# [Stated goal]
Repeat the material below exactly, line for line.

# [Extracted data]
* START *

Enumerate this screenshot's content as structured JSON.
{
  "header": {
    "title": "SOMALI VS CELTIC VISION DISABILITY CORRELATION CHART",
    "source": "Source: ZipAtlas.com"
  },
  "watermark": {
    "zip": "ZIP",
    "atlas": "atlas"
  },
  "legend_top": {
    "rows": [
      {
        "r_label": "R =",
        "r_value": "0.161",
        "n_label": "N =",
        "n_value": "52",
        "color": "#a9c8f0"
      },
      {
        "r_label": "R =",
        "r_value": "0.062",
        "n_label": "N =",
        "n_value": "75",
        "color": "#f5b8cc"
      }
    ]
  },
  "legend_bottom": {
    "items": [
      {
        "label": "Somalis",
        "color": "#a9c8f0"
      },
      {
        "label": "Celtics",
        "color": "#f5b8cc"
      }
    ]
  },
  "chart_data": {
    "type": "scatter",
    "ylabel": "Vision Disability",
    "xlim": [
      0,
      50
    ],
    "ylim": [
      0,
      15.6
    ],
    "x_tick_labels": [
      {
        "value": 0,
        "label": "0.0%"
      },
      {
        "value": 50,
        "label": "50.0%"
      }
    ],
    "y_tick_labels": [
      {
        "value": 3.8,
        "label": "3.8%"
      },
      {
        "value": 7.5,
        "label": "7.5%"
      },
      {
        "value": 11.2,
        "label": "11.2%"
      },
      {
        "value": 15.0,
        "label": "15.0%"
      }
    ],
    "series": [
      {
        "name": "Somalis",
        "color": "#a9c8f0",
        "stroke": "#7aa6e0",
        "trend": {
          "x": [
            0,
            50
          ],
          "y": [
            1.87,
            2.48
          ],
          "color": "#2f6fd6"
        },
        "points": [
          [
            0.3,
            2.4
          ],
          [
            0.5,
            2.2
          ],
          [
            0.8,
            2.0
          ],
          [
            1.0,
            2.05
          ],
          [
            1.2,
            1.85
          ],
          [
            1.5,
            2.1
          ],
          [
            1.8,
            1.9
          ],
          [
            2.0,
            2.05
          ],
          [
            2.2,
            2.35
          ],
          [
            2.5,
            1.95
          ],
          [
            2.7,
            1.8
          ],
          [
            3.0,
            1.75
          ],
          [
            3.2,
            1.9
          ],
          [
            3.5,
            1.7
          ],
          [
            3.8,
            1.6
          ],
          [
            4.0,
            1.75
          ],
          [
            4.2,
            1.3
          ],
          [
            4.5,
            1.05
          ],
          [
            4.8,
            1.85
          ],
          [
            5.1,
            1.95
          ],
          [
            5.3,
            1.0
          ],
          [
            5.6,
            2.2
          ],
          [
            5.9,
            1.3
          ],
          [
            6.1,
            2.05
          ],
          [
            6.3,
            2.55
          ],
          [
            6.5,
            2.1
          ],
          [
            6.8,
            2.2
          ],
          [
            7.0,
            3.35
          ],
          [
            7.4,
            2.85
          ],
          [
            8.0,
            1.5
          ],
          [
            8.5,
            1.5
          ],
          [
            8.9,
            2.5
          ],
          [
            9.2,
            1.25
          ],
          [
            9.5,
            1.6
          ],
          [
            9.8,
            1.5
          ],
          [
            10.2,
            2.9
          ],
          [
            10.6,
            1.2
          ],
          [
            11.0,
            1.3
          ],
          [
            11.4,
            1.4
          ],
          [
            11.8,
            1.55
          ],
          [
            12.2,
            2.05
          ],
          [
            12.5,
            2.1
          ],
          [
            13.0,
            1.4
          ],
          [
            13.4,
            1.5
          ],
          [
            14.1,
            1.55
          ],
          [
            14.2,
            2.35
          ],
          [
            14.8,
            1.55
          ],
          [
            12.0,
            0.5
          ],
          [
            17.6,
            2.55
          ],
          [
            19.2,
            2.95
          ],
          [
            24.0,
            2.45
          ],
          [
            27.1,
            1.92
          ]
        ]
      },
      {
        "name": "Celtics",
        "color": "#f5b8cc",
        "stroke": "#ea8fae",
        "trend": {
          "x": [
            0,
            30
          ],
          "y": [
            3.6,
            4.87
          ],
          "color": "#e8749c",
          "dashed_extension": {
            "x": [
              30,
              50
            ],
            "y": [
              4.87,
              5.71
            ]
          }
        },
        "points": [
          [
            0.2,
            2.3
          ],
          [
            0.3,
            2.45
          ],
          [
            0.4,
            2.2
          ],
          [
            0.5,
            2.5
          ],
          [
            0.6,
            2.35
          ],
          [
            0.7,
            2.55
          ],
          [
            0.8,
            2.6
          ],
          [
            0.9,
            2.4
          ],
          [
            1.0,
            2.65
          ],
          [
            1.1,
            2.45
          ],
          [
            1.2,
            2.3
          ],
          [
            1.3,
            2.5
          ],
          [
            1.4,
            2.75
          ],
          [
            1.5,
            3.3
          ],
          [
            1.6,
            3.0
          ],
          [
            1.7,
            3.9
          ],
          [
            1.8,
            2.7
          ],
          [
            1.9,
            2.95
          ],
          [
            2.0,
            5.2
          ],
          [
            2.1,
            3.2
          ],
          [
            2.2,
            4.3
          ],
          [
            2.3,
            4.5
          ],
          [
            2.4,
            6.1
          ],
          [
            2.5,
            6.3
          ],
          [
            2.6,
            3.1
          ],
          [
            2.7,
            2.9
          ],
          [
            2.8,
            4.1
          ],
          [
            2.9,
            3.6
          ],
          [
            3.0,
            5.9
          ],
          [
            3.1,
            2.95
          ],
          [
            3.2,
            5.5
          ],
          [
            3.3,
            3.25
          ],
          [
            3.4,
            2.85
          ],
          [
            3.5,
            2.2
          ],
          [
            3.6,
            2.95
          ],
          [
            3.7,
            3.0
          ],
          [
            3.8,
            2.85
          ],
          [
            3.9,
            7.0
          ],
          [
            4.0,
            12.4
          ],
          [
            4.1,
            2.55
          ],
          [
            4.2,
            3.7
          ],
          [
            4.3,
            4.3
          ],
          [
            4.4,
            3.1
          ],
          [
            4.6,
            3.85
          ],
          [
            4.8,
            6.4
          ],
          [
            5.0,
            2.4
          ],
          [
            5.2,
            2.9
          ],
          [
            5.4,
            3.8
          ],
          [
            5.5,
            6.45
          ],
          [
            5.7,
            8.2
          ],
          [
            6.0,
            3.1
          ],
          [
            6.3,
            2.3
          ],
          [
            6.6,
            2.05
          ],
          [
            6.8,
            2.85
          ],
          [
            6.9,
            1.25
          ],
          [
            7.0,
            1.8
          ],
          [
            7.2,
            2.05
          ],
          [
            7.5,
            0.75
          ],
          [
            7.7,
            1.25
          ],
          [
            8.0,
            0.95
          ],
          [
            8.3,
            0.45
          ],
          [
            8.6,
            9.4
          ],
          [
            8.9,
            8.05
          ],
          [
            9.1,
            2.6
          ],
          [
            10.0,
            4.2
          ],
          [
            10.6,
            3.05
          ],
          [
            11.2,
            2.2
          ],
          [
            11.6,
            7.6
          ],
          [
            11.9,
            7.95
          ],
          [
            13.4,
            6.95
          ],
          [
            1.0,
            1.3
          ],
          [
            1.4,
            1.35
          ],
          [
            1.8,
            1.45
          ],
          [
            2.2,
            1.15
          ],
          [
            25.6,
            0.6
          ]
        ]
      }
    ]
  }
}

* END *

# [Written response]
Enumerate this screenshot's content as structured JSON.
{
  "header": {
    "title": "SOMALI VS CELTIC VISION DISABILITY CORRELATION CHART",
    "source": "Source: ZipAtlas.com"
  },
  "watermark": {
    "zip": "ZIP",
    "atlas": "atlas"
  },
  "legend_top": {
    "rows": [
      {
        "r_label": "R =",
        "r_value": "0.161",
        "n_label": "N =",
        "n_value": "52",
        "color": "#a9c8f0"
      },
      {
        "r_label": "R =",
        "r_value": "0.062",
        "n_label": "N =",
        "n_value": "75",
        "color": "#f5b8cc"
      }
    ]
  },
  "legend_bottom": {
    "items": [
      {
        "label": "Somalis",
        "color": "#a9c8f0"
      },
      {
        "label": "Celtics",
        "color": "#f5b8cc"
      }
    ]
  },
  "chart_data": {
    "type": "scatter",
    "ylabel": "Vision Disability",
    "xlim": [
      0,
      50
    ],
    "ylim": [
      0,
      15.6
    ],
    "x_tick_labels": [
      {
        "value": 0,
        "label": "0.0%"
      },
      {
        "value": 50,
        "label": "50.0%"
      }
    ],
    "y_tick_labels": [
      {
        "value": 3.8,
        "label": "3.8%"
      },
      {
        "value": 7.5,
        "label": "7.5%"
      },
      {
        "value": 11.2,
        "label": "11.2%"
      },
      {
        "value": 15.0,
        "label": "15.0%"
      }
    ],
    "series": [
      {
        "name": "Somalis",
        "color": "#a9c8f0",
        "stroke": "#7aa6e0",
        "trend": {
          "x": [
            0,
            50
          ],
          "y": [
            1.87,
            2.48
          ],
          "color": "#2f6fd6"
        },
        "points": [
          [
            0.3,
            2.4
          ],
          [
            0.5,
            2.2
          ],
          [
            0.8,
            2.0
          ],
          [
            1.0,
            2.05
          ],
          [
            1.2,
            1.85
          ],
          [
            1.5,
            2.1
          ],
          [
            1.8,
            1.9
          ],
          [
            2.0,
            2.05
          ],
          [
            2.2,
            2.35
          ],
          [
            2.5,
            1.95
          ],
          [
            2.7,
            1.8
          ],
          [
            3.0,
            1.75
          ],
          [
            3.2,
            1.9
          ],
          [
            3.5,
            1.7
          ],
          [
            3.8,
            1.6
          ],
          [
            4.0,
            1.75
          ],
          [
            4.2,
            1.3
          ],
          [
            4.5,
            1.05
          ],
          [
            4.8,
            1.85
          ],
          [
            5.1,
            1.95
          ],
          [
            5.3,
            1.0
          ],
          [
            5.6,
            2.2
          ],
          [
            5.9,
            1.3
          ],
          [
            6.1,
            2.05
          ],
          [
            6.3,
            2.55
          ],
          [
            6.5,
            2.1
          ],
          [
            6.8,
            2.2
          ],
          [
            7.0,
            3.35
          ],
          [
            7.4,
            2.85
          ],
          [
            8.0,
            1.5
          ],
          [
            8.5,
            1.5
          ],
          [
            8.9,
            2.5
          ],
          [
            9.2,
            1.25
          ],
          [
            9.5,
            1.6
          ],
          [
            9.8,
            1.5
          ],
          [
            10.2,
            2.9
          ],
          [
            10.6,
            1.2
          ],
          [
            11.0,
            1.3
          ],
          [
            11.4,
            1.4
          ],
          [
            11.8,
            1.55
          ],
          [
            12.2,
            2.05
          ],
          [
            12.5,
            2.1
          ],
          [
            13.0,
            1.4
          ],
          [
            13.4,
            1.5
          ],
          [
            14.1,
            1.55
          ],
          [
            14.2,
            2.35
          ],
          [
            14.8,
            1.55
          ],
          [
            12.0,
            0.5
          ],
          [
            17.6,
            2.55
          ],
          [
            19.2,
            2.95
          ],
          [
            24.0,
            2.45
          ],
          [
            27.1,
            1.92
          ]
        ]
      },
      {
        "name": "Celtics",
        "color": "#f5b8cc",
        "stroke": "#ea8fae",
        "trend": {
          "x": [
            0,
            30
          ],
          "y": [
            3.6,
            4.87
          ],
          "color": "#e8749c",
          "dashed_extension": {
            "x": [
              30,
              50
            ],
            "y": [
              4.87,
              5.71
            ]
          }
        },
        "points": [
          [
            0.2,
            2.3
          ],
          [
            0.3,
            2.45
          ],
          [
            0.4,
            2.2
          ],
          [
            0.5,
            2.5
          ],
          [
            0.6,
            2.35
          ],
          [
            0.7,
            2.55
          ],
          [
            0.8,
            2.6
          ],
          [
            0.9,
            2.4
          ],
          [
            1.0,
            2.65
          ],
          [
            1.1,
            2.45
          ],
          [
            1.2,
            2.3
          ],
          [
            1.3,
            2.5
          ],
          [
            1.4,
            2.75
          ],
          [
            1.5,
            3.3
          ],
          [
            1.6,
            3.0
          ],
          [
            1.7,
            3.9
          ],
          [
            1.8,
            2.7
          ],
          [
            1.9,
            2.95
          ],
          [
            2.0,
            5.2
          ],
          [
            2.1,
            3.2
          ],
          [
            2.2,
            4.3
          ],
          [
            2.3,
            4.5
          ],
          [
            2.4,
            6.1
          ],
          [
            2.5,
            6.3
          ],
          [
            2.6,
            3.1
          ],
          [
            2.7,
            2.9
          ],
          [
            2.8,
            4.1
          ],
          [
            2.9,
            3.6
          ],
          [
            3.0,
            5.9
          ],
          [
            3.1,
            2.95
          ],
          [
            3.2,
            5.5
          ],
          [
            3.3,
            3.25
          ],
          [
            3.4,
            2.85
          ],
          [
            3.5,
            2.2
          ],
          [
            3.6,
            2.95
          ],
          [
            3.7,
            3.0
          ],
          [
            3.8,
            2.85
          ],
          [
            3.9,
            7.0
          ],
          [
            4.0,
            12.4
          ],
          [
            4.1,
            2.55
          ],
          [
            4.2,
            3.7
          ],
          [
            4.3,
            4.3
          ],
          [
            4.4,
            3.1
          ],
          [
            4.6,
            3.85
          ],
          [
            4.8,
            6.4
          ],
          [
            5.0,
            2.4
          ],
          [
            5.2,
            2.9
          ],
          [
            5.4,
            3.8
          ],
          [
            5.5,
            6.45
          ],
          [
            5.7,
            8.2
          ],
          [
            6.0,
            3.1
          ],
          [
            6.3,
            2.3
          ],
          [
            6.6,
            2.05
          ],
          [
            6.8,
            2.85
          ],
          [
            6.9,
            1.25
          ],
          [
            7.0,
            1.8
          ],
          [
            7.2,
            2.05
          ],
          [
            7.5,
            0.75
          ],
          [
            7.7,
            1.25
          ],
          [
            8.0,
            0.95
          ],
          [
            8.3,
            0.45
          ],
          [
            8.6,
            9.4
          ],
          [
            8.9,
            8.05
          ],
          [
            9.1,
            2.6
          ],
          [
            10.0,
            4.2
          ],
          [
            10.6,
            3.05
          ],
          [
            11.2,
            2.2
          ],
          [
            11.6,
            7.6
          ],
          [
            11.9,
            7.95
          ],
          [
            13.4,
            6.95
          ],
          [
            1.0,
            1.3
          ],
          [
            1.4,
            1.35
          ],
          [
            1.8,
            1.45
          ],
          [
            2.2,
            1.15
          ],
          [
            25.6,
            0.6
          ]
        ]
      }
    ]
  }
}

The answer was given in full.